How many lines hold the string "screenshot"? Reply with the number alone.
>> begin Recorded data
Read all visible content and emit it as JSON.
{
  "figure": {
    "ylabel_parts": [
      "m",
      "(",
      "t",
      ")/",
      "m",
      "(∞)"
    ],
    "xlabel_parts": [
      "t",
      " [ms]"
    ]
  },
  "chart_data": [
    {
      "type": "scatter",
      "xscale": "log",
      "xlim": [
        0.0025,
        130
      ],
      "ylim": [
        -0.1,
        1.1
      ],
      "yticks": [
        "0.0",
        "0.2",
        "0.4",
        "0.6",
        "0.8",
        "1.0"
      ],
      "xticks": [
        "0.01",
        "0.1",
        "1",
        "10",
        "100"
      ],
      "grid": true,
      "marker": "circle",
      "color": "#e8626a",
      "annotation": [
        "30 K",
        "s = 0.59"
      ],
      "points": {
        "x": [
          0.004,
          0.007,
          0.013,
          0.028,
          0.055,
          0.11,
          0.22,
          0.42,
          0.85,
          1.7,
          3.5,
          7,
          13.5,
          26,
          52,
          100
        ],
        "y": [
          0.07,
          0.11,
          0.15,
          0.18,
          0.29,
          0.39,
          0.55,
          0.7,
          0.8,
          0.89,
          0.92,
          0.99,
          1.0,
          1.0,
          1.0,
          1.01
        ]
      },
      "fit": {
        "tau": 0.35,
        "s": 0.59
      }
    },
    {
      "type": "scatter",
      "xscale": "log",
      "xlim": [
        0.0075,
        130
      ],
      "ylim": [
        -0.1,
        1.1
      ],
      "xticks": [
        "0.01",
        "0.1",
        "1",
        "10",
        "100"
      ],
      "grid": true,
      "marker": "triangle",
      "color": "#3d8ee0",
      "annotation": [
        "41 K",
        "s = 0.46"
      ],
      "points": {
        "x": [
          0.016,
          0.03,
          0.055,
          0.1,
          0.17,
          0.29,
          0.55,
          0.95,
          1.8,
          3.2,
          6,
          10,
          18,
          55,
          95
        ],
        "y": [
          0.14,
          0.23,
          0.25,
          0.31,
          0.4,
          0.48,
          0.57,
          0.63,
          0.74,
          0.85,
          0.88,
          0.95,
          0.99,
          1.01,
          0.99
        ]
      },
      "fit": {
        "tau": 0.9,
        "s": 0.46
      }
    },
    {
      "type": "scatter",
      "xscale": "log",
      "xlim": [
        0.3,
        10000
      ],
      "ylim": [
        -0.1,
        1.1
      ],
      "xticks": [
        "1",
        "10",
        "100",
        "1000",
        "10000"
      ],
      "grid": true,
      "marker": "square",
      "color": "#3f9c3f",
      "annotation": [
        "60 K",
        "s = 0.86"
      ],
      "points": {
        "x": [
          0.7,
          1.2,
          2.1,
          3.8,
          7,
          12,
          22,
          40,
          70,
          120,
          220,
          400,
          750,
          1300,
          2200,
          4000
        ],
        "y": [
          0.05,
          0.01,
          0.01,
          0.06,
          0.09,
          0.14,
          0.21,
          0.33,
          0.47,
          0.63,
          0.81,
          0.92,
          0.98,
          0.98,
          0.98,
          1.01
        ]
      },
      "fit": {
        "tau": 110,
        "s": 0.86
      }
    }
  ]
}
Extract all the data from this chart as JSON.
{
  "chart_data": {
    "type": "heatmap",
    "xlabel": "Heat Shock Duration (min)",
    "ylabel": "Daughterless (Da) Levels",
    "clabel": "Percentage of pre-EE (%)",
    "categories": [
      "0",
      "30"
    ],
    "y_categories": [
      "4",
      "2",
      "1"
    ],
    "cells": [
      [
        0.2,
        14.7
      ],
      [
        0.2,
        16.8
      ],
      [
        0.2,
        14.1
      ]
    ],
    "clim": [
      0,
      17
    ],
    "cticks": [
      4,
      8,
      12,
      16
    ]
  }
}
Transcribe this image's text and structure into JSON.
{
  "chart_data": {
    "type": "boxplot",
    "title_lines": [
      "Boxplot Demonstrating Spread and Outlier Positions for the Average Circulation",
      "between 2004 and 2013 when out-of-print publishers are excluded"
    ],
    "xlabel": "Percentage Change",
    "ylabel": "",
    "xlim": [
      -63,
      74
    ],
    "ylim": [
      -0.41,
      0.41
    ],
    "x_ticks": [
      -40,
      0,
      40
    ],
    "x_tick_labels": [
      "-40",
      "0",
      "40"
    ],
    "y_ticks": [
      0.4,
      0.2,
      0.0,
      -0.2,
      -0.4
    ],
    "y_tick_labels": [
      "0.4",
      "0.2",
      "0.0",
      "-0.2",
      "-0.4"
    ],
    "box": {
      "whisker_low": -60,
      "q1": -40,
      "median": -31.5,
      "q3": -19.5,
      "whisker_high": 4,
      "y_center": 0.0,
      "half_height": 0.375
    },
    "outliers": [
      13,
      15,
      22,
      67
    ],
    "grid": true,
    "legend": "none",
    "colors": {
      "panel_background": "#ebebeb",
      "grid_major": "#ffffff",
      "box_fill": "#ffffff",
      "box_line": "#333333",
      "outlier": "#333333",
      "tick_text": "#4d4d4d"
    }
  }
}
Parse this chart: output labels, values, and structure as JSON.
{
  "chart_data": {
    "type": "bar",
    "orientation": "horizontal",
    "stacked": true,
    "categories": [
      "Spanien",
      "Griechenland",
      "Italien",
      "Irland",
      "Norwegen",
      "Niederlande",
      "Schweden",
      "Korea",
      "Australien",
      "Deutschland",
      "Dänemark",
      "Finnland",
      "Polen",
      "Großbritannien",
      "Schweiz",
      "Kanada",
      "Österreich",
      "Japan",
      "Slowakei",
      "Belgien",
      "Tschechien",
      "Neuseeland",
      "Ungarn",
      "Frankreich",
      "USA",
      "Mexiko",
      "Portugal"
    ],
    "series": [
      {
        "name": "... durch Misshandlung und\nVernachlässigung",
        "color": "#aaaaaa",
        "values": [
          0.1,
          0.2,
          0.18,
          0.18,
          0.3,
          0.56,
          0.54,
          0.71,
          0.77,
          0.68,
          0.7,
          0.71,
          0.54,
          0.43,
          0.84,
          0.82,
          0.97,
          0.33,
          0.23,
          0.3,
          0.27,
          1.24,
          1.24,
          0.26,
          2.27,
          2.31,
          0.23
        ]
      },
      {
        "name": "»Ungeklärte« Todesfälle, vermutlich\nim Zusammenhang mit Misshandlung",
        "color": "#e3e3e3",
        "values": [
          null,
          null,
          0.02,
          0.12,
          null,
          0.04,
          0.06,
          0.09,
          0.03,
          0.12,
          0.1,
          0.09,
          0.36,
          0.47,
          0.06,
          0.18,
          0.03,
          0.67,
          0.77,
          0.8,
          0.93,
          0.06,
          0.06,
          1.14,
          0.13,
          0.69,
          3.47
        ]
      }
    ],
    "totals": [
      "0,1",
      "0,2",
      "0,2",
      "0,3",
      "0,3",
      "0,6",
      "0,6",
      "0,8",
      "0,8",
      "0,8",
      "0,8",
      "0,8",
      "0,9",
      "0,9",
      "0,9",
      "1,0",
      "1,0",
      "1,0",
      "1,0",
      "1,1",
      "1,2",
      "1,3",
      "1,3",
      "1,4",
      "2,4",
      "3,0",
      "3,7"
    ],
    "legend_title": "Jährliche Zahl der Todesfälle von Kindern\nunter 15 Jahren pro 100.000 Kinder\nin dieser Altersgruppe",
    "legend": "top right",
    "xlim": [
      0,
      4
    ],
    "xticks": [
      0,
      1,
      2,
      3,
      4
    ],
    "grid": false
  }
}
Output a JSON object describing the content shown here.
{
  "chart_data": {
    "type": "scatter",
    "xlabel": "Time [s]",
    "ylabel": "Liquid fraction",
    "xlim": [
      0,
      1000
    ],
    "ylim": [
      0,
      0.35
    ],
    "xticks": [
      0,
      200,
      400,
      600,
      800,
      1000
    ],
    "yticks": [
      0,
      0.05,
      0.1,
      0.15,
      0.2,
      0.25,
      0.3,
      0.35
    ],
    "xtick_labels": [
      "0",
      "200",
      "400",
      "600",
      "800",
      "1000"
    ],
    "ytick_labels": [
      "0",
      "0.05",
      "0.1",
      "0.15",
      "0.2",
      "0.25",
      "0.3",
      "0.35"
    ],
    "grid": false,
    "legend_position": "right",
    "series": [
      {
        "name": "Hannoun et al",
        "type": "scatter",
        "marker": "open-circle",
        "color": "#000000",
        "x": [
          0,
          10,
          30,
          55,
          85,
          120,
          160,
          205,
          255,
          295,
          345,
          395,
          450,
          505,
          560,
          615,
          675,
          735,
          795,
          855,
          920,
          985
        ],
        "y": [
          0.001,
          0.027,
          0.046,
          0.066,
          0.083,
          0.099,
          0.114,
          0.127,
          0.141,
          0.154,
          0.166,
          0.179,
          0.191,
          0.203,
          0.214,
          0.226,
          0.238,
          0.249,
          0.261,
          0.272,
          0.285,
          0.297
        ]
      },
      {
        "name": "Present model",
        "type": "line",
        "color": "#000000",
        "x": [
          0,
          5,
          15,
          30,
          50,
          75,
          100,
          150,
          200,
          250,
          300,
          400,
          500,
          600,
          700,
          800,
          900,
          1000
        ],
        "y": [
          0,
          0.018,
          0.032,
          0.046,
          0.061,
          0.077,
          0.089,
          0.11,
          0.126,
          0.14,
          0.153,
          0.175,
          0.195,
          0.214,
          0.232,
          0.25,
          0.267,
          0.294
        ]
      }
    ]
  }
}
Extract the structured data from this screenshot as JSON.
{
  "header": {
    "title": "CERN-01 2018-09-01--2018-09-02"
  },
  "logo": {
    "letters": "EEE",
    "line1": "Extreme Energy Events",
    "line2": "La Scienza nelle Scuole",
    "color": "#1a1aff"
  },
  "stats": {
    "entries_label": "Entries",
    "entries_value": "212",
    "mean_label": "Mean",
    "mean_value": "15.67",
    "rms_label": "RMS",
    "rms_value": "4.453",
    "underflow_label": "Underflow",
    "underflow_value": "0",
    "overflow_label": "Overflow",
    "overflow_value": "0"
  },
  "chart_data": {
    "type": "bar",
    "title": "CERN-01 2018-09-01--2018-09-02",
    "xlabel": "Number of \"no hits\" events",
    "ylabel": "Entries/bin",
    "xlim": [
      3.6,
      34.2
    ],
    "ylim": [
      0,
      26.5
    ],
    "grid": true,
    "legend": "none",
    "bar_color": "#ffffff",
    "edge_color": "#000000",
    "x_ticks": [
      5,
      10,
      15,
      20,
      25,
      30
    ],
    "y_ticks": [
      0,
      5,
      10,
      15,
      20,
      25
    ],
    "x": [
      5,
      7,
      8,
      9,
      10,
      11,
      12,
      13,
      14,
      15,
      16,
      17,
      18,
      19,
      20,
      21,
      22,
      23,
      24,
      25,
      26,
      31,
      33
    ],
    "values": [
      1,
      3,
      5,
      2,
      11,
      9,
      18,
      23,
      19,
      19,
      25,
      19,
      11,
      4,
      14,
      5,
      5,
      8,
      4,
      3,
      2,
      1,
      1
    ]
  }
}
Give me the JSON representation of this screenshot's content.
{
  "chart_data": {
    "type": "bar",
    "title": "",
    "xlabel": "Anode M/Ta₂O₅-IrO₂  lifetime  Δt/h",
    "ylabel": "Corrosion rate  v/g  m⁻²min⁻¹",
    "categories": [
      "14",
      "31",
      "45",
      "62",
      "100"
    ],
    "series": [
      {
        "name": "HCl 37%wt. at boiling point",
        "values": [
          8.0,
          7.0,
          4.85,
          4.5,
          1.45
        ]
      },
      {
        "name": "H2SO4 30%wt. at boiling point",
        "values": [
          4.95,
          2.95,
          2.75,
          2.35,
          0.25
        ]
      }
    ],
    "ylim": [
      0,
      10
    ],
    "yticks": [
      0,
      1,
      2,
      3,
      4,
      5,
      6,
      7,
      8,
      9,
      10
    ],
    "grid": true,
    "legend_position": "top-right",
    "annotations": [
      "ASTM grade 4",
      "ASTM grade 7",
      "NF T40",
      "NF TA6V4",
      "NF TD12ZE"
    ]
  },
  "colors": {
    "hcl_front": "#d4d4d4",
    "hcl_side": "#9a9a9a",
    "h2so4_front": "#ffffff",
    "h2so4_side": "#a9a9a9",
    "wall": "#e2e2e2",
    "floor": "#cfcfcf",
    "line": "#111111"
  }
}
>> end Recorded data
## [Answer to this exercise]
2